__What is required__: Find the lines holding the word "favorendo" and collect them.

__Stored data__:
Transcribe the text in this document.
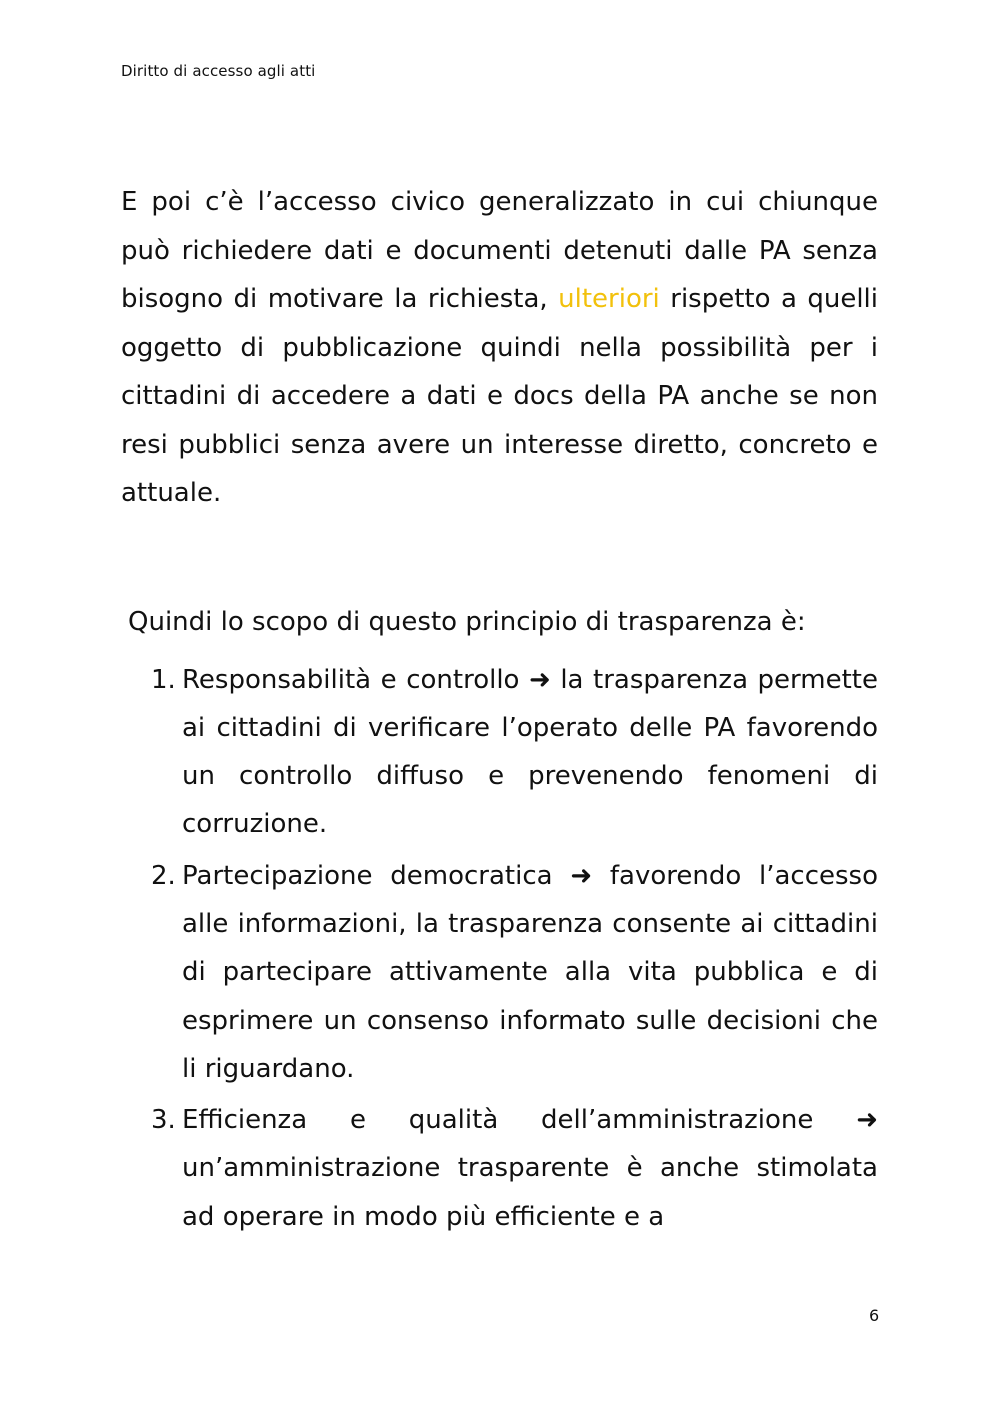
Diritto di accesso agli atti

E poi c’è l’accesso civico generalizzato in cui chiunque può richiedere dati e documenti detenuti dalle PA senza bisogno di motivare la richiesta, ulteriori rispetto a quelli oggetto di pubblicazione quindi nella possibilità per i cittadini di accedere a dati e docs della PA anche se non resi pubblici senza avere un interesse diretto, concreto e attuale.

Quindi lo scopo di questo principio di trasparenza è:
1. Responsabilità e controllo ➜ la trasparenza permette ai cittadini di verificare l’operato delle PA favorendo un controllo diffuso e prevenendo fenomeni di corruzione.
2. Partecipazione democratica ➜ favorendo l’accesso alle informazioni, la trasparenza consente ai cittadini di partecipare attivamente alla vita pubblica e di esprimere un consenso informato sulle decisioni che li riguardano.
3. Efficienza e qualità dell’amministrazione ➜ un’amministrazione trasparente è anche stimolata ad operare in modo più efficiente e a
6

__Solution__:
1. Responsabilità e controllo ➜ la trasparenza permette ai cittadini di verificare l’operato delle PA favorendo un controllo diffuso e prevenendo fenomeni di corruzione.
2. Partecipazione democratica ➜ favorendo l’accesso alle informazioni, la trasparenza consente ai cittadini di partecipare attivamente alla vita pubblica e di esprimere un consenso informato sulle decisioni che li riguardano.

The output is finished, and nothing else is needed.